* **EXERCISE INPUTS**:
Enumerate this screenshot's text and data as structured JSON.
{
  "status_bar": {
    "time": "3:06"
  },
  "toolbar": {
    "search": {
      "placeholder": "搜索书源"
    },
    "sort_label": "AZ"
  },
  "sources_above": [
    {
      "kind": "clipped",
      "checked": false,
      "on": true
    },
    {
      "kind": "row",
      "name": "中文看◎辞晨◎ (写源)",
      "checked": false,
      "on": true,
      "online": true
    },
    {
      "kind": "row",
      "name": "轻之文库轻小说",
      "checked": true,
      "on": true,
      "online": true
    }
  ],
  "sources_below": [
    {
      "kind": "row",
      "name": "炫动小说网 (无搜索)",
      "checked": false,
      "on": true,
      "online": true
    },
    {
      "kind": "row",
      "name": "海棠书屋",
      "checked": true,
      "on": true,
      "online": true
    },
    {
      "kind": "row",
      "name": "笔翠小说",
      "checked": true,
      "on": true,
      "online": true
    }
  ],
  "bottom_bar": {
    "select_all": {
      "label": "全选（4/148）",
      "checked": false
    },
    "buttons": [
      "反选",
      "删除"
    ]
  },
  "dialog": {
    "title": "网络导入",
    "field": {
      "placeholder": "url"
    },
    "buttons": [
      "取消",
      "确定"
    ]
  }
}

* **WHAT TO WORK ON**: Review the preceding data and report every line that includes the string "name".

* **COMPLETE OUTPUT**:
      "name": "中文看◎辞晨◎ (写源)",
      "name": "轻之文库轻小说",
      "name": "炫动小说网 (无搜索)",
      "name": "海棠书屋",
      "name": "笔翠小说",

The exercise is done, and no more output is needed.